● RECORDS SUPPLIED
╔══

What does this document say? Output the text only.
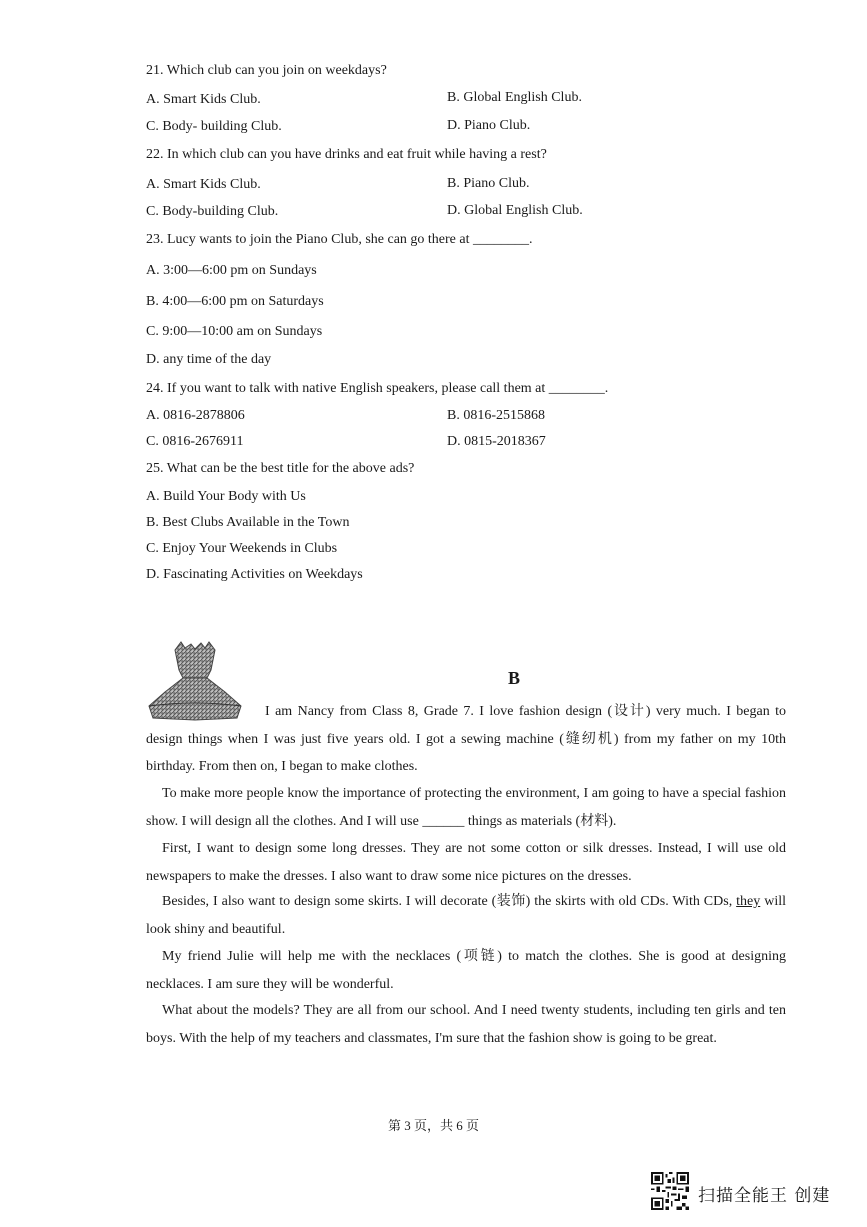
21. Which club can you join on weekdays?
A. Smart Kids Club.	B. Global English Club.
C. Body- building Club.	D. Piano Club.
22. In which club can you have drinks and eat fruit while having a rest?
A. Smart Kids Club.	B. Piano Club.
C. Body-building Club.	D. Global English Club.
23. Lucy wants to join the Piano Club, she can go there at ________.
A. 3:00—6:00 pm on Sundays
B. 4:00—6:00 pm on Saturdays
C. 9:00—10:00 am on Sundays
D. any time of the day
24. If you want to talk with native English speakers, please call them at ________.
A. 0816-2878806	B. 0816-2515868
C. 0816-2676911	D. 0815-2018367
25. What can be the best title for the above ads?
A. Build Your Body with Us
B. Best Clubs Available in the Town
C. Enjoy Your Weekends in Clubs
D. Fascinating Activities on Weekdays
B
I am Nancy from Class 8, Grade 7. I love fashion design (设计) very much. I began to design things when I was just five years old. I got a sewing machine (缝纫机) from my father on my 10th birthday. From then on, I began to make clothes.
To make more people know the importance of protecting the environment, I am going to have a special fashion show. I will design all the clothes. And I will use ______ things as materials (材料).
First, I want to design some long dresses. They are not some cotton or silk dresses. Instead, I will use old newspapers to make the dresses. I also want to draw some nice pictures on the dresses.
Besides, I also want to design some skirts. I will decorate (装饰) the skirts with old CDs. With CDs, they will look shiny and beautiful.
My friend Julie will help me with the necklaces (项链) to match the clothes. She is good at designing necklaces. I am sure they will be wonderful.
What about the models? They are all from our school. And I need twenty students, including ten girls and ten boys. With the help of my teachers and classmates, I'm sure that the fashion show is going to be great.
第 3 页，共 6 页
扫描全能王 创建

╚══

● WHAT IS NEEDED
All the records need to be repeated exactly, with the images dropped.

● REPLY
What does this document say? Output the text only.
21. Which club can you join on weekdays?
A. Smart Kids Club.	B. Global English Club.
C. Body- building Club.	D. Piano Club.
22. In which club can you have drinks and eat fruit while having a rest?
A. Smart Kids Club.	B. Piano Club.
C. Body-building Club.	D. Global English Club.
23. Lucy wants to join the Piano Club, she can go there at ________.
A. 3:00—6:00 pm on Sundays
B. 4:00—6:00 pm on Saturdays
C. 9:00—10:00 am on Sundays
D. any time of the day
24. If you want to talk with native English speakers, please call them at ________.
A. 0816-2878806	B. 0816-2515868
C. 0816-2676911	D. 0815-2018367
25. What can be the best title for the above ads?
A. Build Your Body with Us
B. Best Clubs Available in the Town
C. Enjoy Your Weekends in Clubs
D. Fascinating Activities on Weekdays
B
I am Nancy from Class 8, Grade 7. I love fashion design (设计) very much. I began to design things when I was just five years old. I got a sewing machine (缝纫机) from my father on my 10th birthday. From then on, I began to make clothes.
To make more people know the importance of protecting the environment, I am going to have a special fashion show. I will design all the clothes. And I will use ______ things as materials (材料).
First, I want to design some long dresses. They are not some cotton or silk dresses. Instead, I will use old newspapers to make the dresses. I also want to draw some nice pictures on the dresses.
Besides, I also want to design some skirts. I will decorate (装饰) the skirts with old CDs. With CDs, they will look shiny and beautiful.
My friend Julie will help me with the necklaces (项链) to match the clothes. She is good at designing necklaces. I am sure they will be wonderful.
What about the models? They are all from our school. And I need twenty students, including ten girls and ten boys. With the help of my teachers and classmates, I'm sure that the fashion show is going to be great.
第 3 页，共 6 页
扫描全能王 创建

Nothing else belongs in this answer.